WRITTEN REQUEST ▸ Find the lines with the string "JSON" and return them.

INFORMATION SHOWN ▸
┌──

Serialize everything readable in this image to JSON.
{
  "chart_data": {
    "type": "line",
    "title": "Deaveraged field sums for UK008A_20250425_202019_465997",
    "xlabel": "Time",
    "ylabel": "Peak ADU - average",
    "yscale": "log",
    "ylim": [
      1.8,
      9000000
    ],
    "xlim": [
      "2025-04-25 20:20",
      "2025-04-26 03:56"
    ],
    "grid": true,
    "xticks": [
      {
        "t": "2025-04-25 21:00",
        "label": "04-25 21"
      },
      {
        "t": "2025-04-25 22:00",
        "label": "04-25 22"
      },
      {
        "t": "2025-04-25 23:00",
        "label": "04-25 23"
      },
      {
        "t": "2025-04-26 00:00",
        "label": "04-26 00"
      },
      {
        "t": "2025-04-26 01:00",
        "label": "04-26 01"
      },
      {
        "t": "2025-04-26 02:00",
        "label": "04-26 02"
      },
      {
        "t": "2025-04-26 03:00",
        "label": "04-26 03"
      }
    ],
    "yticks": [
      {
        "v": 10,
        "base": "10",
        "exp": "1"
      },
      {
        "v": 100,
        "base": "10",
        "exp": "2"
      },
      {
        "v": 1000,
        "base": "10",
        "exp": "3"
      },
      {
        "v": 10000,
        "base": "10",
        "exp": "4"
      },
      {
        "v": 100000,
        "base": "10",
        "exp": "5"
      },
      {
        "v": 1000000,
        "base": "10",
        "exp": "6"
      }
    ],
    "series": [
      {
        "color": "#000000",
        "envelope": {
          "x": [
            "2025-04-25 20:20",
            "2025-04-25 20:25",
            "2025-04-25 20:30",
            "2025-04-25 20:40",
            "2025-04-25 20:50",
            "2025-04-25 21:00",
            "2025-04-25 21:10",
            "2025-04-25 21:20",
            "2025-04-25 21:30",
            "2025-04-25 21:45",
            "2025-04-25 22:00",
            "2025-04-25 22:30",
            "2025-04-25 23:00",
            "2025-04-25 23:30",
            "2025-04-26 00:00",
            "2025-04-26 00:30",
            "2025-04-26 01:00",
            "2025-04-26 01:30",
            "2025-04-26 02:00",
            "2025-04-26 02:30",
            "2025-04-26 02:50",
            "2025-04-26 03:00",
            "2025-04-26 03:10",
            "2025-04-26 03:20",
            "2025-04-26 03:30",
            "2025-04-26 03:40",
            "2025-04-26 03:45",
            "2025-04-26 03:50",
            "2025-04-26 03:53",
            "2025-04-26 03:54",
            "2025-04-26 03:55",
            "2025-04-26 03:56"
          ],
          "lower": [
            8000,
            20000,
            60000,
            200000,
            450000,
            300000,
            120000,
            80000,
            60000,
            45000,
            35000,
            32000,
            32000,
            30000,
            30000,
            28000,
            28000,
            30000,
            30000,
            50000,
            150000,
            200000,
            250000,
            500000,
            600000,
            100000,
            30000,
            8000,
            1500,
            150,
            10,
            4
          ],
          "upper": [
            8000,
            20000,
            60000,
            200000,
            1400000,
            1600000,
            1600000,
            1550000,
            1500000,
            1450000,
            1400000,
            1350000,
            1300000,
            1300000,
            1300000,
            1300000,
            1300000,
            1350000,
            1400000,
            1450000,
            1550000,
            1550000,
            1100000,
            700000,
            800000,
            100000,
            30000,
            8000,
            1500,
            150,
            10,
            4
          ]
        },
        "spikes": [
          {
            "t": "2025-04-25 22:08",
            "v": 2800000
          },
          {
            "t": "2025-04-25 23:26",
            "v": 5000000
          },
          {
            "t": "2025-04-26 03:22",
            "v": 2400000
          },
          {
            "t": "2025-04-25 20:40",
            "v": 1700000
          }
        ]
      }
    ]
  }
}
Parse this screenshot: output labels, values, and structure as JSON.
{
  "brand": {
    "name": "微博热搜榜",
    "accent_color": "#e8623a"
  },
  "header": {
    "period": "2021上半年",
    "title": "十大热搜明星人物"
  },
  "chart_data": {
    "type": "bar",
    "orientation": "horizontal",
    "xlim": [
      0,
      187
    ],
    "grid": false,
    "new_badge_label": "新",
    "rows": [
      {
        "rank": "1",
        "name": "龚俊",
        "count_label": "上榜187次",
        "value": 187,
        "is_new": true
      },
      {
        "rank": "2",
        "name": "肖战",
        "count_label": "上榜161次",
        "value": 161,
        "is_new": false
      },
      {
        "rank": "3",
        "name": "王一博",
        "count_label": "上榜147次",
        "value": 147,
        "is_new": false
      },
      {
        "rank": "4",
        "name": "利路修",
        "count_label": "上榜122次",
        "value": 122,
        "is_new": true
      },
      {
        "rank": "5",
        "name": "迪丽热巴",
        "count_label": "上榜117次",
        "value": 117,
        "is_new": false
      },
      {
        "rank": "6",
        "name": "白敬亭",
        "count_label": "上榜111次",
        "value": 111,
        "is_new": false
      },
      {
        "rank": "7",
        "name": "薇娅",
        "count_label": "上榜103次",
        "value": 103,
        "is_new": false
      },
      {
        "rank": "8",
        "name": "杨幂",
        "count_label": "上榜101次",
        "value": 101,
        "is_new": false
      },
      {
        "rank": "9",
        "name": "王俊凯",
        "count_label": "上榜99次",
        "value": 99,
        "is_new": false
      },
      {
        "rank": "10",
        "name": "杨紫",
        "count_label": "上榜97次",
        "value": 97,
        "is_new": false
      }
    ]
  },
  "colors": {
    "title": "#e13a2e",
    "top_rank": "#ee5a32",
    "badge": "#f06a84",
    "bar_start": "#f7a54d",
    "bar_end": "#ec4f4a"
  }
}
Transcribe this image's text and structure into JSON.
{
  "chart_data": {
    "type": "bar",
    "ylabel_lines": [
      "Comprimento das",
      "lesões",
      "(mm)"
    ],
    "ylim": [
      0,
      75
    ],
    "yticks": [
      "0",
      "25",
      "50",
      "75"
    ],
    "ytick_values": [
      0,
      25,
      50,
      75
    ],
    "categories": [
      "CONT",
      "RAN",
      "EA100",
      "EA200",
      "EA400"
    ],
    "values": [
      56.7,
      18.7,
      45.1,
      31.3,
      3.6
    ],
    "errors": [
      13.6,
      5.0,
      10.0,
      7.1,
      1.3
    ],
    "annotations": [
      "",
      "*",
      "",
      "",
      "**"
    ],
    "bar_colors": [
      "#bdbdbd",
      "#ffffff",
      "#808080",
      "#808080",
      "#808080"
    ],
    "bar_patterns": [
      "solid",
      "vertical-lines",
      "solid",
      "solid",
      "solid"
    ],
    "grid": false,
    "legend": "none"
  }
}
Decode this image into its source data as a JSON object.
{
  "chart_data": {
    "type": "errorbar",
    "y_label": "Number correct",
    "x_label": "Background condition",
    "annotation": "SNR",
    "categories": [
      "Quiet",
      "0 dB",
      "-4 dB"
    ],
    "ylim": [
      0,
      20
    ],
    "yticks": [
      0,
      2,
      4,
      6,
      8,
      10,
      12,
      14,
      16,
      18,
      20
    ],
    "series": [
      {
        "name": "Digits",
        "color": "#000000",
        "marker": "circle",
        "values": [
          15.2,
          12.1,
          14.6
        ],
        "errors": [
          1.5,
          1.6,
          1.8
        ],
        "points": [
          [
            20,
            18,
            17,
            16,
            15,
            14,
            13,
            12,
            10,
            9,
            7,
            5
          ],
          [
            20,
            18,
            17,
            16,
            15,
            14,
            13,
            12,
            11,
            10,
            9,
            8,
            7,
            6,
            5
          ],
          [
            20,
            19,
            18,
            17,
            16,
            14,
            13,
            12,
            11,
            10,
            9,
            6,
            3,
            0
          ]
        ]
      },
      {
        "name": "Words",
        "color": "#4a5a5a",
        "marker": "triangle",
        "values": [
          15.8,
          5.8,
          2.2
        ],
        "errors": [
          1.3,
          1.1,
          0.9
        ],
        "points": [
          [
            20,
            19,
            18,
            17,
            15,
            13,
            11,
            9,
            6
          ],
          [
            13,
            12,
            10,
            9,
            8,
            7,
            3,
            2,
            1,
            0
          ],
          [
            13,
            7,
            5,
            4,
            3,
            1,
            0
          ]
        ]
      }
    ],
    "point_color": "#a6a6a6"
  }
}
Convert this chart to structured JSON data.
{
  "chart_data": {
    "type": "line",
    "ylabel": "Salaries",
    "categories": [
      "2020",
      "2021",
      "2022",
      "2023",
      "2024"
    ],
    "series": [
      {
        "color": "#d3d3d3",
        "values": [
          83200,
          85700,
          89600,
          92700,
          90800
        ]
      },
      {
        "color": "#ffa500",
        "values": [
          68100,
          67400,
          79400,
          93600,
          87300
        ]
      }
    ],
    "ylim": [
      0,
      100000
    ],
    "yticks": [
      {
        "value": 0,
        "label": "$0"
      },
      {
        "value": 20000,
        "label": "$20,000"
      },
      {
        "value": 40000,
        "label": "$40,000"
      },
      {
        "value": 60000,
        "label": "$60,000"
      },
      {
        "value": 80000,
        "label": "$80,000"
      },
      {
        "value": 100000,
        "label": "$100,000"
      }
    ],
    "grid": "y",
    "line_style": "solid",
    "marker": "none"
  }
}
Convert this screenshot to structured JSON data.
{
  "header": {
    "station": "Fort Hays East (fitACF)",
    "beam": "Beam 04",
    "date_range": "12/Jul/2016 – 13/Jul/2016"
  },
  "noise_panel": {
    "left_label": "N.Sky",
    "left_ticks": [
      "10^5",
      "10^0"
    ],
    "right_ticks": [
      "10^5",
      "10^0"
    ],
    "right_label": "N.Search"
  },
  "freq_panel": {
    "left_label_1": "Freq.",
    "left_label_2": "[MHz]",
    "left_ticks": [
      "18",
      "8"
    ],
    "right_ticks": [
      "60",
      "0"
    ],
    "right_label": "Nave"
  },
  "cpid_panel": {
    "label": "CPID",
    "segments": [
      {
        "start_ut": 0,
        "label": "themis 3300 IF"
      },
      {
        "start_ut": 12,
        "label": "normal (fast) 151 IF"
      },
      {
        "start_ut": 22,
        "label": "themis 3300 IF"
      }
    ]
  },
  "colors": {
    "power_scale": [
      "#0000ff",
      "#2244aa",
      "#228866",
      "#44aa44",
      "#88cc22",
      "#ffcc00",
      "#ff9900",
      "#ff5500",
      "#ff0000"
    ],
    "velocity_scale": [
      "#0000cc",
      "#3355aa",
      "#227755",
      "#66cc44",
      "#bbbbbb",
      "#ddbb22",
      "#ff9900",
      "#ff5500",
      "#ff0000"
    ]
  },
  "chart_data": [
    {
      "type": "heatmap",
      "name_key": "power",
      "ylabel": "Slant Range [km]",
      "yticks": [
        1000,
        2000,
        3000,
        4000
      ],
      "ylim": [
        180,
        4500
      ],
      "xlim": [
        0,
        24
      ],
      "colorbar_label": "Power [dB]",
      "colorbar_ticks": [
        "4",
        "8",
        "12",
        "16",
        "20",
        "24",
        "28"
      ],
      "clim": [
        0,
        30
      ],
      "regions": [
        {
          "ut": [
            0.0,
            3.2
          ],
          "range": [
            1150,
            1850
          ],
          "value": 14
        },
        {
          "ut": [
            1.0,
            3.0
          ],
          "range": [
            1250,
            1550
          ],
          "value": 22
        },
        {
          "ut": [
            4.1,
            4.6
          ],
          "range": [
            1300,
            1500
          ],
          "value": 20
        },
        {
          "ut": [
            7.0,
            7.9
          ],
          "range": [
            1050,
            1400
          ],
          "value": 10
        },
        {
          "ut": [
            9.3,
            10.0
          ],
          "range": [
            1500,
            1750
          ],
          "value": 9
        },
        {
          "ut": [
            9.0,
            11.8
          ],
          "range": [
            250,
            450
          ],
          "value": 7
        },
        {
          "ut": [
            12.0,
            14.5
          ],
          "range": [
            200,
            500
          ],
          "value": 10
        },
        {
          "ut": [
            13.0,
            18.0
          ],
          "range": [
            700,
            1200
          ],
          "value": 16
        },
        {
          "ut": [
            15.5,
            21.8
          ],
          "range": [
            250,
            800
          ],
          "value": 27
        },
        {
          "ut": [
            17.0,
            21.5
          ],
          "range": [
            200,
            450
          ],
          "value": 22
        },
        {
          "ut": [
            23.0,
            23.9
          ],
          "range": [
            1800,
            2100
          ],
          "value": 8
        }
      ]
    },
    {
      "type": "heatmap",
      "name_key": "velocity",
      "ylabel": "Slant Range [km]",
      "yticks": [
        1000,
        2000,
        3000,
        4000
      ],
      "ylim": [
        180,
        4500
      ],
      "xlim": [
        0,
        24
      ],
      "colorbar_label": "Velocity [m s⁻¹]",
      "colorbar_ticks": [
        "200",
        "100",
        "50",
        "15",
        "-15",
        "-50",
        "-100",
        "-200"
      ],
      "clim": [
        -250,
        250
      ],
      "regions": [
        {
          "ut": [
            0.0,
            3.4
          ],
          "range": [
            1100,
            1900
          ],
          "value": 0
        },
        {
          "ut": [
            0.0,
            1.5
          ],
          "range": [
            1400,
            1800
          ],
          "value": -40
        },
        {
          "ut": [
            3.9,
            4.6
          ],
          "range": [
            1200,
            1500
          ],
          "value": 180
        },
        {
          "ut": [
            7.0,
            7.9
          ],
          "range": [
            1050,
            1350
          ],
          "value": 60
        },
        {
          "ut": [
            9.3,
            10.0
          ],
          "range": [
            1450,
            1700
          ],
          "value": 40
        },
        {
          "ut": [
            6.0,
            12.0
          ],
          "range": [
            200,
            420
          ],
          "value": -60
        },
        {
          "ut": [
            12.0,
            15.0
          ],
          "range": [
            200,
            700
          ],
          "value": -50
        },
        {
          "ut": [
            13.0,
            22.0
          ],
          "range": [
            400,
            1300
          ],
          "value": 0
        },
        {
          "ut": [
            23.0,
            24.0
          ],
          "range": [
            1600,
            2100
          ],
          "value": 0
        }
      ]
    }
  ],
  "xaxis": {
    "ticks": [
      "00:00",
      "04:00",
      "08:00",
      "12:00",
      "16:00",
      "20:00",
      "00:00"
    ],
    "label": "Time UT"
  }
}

└──

RESULT BELOW ▸
Serialize everything readable in this image to JSON.
Parse this screenshot: output labels, values, and structure as JSON.
Transcribe this image's text and structure into JSON.
Decode this image into its source data as a JSON object.
Convert this chart to structured JSON data.
Convert this screenshot to structured JSON data.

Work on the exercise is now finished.